> Task brief:
List all lines of the data containing the word "имеет".

_____

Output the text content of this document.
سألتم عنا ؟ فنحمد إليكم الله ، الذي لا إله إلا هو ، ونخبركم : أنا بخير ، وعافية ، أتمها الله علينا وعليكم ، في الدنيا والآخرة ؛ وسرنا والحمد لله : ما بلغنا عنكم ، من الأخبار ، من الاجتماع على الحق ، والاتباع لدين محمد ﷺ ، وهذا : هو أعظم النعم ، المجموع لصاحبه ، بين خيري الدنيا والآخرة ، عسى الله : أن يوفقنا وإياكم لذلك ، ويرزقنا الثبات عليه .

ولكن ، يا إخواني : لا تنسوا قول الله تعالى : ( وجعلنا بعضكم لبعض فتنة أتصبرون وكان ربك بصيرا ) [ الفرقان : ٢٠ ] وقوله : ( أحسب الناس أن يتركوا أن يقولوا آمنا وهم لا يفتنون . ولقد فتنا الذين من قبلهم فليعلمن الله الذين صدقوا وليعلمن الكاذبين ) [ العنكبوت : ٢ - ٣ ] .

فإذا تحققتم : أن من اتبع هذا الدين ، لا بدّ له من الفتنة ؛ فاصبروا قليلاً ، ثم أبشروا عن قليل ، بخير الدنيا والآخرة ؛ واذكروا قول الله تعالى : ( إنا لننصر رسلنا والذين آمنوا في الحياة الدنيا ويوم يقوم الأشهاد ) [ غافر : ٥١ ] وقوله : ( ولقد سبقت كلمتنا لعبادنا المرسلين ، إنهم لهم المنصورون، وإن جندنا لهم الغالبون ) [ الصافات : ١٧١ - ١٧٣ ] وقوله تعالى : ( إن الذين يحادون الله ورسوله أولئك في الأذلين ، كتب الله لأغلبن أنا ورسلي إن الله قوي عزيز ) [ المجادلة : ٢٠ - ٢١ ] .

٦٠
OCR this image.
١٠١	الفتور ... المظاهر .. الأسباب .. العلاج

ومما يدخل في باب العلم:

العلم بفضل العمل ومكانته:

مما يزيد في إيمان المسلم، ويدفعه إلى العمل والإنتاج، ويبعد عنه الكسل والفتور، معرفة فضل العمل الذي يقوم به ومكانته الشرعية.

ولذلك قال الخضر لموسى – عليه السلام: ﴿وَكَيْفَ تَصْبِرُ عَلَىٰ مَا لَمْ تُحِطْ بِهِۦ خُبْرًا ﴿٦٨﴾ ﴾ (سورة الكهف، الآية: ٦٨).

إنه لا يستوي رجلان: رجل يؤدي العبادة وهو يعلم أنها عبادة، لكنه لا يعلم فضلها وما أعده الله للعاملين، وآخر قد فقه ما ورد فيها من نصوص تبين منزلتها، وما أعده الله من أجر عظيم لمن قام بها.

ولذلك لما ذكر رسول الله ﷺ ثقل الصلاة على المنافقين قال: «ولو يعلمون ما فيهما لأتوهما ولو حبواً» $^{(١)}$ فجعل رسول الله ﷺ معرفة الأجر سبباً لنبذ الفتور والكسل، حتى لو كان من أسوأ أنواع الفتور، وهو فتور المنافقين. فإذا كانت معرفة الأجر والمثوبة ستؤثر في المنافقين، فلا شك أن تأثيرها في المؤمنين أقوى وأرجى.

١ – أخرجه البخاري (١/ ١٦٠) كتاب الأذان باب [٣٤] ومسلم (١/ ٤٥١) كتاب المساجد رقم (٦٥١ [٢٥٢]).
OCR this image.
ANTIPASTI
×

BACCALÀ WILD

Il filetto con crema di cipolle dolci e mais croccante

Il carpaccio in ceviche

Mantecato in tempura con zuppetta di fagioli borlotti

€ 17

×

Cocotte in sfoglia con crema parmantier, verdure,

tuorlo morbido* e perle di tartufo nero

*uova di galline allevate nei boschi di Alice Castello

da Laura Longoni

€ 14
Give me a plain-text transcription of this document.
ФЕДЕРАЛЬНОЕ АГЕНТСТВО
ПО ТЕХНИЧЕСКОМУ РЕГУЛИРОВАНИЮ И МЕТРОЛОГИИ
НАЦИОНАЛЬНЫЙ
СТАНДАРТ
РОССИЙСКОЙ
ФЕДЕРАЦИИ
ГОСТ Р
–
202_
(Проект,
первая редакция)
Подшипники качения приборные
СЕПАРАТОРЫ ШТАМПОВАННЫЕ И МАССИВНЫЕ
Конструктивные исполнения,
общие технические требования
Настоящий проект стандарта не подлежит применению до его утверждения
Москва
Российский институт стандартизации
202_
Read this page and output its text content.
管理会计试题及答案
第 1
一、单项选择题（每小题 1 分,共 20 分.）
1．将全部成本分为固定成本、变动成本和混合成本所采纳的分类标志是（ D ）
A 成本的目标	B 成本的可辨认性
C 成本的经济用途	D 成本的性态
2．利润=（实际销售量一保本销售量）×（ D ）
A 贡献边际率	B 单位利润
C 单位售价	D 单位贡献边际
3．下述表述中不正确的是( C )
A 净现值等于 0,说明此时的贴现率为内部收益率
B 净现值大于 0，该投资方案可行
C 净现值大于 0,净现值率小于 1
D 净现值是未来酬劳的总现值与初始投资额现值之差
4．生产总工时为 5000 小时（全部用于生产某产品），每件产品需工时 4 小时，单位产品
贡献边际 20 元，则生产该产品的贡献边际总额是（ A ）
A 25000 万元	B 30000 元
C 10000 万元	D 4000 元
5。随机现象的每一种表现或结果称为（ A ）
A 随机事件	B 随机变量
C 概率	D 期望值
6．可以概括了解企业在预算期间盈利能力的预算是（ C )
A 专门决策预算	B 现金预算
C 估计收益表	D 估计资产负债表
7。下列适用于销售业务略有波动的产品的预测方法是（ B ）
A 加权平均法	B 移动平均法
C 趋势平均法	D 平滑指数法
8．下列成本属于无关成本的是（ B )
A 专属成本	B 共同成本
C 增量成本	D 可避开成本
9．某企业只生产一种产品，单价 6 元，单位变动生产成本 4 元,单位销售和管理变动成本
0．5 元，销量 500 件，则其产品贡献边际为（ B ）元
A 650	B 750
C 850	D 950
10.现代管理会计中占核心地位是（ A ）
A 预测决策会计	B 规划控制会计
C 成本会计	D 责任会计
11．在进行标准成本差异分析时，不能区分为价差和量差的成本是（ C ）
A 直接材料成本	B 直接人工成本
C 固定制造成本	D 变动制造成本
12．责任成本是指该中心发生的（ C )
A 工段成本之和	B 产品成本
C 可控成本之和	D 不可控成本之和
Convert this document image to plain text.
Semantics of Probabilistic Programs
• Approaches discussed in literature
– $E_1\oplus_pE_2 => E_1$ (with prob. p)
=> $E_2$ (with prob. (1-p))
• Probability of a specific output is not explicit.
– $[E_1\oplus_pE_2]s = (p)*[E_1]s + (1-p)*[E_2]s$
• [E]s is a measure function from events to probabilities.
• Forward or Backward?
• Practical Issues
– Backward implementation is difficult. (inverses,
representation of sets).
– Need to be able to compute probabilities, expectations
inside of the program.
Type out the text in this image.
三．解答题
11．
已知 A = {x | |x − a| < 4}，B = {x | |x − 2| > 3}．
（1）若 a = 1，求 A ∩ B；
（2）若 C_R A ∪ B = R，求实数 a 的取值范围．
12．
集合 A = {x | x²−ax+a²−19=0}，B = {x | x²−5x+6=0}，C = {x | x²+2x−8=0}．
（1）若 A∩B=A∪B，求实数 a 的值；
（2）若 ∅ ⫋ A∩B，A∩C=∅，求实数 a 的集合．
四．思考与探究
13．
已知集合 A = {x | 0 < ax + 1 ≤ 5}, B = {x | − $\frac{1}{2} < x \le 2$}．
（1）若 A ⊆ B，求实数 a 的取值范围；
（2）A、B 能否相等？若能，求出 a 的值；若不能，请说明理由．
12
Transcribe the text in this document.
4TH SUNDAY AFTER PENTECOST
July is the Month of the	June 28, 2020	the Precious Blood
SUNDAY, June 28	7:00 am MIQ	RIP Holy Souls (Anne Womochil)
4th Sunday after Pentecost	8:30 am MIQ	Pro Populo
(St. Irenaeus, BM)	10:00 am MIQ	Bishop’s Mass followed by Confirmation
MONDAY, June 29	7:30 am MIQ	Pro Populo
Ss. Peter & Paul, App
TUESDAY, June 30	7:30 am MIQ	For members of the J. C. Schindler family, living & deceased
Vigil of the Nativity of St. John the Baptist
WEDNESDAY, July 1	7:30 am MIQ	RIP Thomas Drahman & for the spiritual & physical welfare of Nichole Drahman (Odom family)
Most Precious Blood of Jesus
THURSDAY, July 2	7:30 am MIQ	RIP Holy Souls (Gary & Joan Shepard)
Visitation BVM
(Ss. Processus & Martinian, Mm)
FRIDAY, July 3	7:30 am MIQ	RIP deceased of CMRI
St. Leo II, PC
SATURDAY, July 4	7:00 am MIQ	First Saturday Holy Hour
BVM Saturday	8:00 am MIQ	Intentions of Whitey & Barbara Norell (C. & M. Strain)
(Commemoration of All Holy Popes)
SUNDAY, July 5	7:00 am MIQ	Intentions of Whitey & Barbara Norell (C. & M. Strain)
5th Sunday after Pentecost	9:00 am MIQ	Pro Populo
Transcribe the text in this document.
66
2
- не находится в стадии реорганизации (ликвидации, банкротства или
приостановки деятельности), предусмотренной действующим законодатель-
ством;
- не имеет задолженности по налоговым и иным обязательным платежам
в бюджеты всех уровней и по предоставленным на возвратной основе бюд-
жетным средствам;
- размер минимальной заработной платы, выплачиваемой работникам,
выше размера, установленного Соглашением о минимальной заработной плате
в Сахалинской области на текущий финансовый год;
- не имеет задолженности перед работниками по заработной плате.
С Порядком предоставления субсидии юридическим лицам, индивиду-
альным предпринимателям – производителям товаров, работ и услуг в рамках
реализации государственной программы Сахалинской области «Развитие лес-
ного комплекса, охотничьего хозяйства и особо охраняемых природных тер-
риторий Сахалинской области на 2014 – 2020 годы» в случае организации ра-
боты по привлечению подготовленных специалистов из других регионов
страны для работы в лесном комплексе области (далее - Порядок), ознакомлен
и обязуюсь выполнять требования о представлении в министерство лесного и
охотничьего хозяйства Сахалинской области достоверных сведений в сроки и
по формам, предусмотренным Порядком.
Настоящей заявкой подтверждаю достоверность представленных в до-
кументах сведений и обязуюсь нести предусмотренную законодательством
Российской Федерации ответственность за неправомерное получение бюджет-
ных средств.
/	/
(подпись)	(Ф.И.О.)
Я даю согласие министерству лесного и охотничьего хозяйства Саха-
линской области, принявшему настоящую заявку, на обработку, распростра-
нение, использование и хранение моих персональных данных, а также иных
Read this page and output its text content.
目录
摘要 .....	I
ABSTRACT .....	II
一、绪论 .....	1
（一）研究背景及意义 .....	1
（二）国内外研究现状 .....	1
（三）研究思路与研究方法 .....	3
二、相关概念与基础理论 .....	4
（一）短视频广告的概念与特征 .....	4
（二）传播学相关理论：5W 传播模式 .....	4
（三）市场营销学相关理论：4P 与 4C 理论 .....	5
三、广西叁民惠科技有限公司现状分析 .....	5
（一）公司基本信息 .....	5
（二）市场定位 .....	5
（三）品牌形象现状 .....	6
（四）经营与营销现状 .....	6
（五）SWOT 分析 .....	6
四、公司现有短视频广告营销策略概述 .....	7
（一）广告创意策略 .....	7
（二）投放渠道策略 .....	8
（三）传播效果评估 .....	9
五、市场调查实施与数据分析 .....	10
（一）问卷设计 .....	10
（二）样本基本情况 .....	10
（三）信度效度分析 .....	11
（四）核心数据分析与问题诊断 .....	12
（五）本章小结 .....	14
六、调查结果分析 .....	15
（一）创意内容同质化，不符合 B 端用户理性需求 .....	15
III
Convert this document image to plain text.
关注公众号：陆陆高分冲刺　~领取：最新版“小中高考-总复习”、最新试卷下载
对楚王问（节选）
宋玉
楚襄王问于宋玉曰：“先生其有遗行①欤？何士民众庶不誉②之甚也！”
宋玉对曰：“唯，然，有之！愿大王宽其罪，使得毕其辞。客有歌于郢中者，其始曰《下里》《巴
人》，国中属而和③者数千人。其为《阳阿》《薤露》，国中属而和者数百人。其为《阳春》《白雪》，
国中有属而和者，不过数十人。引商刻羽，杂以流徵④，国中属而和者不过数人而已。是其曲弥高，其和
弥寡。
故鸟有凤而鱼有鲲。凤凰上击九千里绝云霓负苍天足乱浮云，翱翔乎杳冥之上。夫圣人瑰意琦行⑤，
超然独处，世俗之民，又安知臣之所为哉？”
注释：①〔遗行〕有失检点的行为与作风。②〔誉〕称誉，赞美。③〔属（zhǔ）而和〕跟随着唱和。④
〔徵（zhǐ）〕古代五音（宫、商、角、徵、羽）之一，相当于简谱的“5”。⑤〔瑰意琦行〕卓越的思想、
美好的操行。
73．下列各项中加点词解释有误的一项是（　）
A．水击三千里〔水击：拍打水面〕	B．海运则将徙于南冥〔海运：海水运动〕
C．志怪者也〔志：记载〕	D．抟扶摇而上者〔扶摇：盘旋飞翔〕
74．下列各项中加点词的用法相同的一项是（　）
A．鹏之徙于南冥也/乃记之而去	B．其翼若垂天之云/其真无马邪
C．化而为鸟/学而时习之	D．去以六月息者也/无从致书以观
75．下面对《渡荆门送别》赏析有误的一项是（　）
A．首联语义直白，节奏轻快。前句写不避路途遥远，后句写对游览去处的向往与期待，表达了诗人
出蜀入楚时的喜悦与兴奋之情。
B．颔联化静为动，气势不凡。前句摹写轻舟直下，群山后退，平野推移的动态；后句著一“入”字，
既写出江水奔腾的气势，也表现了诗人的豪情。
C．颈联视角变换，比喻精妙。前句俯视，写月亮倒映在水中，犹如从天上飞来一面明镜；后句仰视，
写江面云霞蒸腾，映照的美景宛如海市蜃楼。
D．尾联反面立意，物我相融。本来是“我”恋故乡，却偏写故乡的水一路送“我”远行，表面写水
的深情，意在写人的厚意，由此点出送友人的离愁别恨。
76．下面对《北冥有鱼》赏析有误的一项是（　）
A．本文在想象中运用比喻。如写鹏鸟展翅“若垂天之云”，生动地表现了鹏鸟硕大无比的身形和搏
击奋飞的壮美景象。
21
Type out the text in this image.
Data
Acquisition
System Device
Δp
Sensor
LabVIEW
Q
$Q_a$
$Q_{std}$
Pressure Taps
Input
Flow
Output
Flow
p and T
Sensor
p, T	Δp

_____

> Problem solution:
- не имеет задолженности по налоговым и иным обязательным платежам
- не имеет задолженности перед работниками по заработной плате.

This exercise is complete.